*Objective:*
In the listing below, locate the lines that hold "Pink" and copy them.

* Start Dataset extract *

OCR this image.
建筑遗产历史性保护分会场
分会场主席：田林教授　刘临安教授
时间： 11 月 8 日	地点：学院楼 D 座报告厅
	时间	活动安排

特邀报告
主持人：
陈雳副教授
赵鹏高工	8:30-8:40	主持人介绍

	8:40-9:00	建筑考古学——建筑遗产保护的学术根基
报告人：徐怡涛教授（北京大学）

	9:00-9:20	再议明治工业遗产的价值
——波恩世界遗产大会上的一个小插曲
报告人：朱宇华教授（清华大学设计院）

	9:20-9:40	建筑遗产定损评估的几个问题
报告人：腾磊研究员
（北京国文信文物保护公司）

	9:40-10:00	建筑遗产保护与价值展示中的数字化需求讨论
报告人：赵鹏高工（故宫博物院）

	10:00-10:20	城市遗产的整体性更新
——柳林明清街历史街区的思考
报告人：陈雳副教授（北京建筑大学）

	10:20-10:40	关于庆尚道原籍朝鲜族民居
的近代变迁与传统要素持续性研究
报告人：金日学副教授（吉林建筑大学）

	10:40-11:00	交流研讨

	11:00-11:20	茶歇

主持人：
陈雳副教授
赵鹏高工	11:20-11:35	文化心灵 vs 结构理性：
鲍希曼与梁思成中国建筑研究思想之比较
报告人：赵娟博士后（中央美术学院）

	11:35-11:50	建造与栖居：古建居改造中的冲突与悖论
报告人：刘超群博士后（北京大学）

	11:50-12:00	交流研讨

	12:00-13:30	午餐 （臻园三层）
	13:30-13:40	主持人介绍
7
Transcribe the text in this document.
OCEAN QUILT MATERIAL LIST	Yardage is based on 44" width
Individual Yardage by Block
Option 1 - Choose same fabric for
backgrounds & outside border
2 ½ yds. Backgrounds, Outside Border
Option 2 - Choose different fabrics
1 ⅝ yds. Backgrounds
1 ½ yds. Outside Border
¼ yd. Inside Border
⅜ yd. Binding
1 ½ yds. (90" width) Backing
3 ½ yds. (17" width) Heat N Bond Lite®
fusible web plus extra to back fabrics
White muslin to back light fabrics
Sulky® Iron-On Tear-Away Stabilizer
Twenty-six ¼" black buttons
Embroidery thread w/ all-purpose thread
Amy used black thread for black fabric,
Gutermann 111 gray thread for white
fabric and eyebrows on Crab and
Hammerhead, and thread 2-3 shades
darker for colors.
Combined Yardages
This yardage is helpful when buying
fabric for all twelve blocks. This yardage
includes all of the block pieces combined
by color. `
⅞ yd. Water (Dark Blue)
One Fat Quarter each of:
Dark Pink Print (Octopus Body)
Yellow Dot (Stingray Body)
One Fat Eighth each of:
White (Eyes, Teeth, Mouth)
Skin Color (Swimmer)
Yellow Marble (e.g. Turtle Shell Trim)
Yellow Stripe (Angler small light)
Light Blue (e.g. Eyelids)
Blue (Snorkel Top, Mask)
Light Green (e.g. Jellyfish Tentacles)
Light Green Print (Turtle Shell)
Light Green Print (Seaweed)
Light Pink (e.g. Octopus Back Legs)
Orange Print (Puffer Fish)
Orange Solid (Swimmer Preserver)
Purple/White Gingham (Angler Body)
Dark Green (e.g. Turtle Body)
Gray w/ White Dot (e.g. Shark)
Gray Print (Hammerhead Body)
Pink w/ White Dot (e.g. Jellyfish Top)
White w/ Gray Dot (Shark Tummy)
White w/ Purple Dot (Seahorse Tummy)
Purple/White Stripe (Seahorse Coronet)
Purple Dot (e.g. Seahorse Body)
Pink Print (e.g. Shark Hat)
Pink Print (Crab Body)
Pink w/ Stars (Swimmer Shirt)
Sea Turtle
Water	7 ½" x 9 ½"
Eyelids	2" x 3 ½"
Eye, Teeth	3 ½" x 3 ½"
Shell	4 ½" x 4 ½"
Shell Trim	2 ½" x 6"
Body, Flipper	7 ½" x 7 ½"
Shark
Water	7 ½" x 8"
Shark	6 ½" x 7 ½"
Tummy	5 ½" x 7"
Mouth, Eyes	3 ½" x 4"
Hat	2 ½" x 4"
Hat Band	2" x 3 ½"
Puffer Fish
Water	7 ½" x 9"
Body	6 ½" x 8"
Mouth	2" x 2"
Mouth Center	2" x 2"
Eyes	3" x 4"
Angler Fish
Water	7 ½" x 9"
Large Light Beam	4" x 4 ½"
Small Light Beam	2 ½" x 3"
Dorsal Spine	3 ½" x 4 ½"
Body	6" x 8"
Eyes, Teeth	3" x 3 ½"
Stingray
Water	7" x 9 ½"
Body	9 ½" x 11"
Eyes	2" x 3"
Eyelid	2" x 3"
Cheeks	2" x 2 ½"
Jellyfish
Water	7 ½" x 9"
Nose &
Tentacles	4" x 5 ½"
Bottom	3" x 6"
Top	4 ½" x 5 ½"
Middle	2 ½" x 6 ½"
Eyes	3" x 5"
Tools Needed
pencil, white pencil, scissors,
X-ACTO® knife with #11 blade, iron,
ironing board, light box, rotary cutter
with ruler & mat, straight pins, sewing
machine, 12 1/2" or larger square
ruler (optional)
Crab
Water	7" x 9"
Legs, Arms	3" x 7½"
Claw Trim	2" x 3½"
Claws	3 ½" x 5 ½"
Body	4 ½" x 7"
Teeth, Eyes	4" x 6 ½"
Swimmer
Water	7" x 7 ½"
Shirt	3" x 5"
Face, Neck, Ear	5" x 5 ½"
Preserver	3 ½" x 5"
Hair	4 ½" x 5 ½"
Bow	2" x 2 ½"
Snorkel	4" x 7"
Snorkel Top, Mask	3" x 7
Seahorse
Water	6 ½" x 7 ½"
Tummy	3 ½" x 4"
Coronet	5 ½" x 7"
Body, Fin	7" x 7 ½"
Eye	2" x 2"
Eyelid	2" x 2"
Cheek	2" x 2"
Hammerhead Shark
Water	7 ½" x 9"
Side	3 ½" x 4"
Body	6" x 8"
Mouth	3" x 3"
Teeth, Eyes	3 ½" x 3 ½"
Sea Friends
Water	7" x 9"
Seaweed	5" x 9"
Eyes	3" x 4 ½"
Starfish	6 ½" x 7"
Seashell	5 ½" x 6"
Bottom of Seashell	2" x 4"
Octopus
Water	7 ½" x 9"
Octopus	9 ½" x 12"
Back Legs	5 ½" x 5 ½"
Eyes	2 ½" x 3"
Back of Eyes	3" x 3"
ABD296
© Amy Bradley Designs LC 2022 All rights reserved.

* End Dataset extract *

*Task result:*
Dark Pink Print (Octopus Body)
Light Pink (e.g. Octopus Back Legs)
Pink w/ White Dot (e.g. Jellyfish Top)
Pink Print (e.g. Shark Hat)
Pink Print (Crab Body)
Pink w/ Stars (Swimmer Shirt)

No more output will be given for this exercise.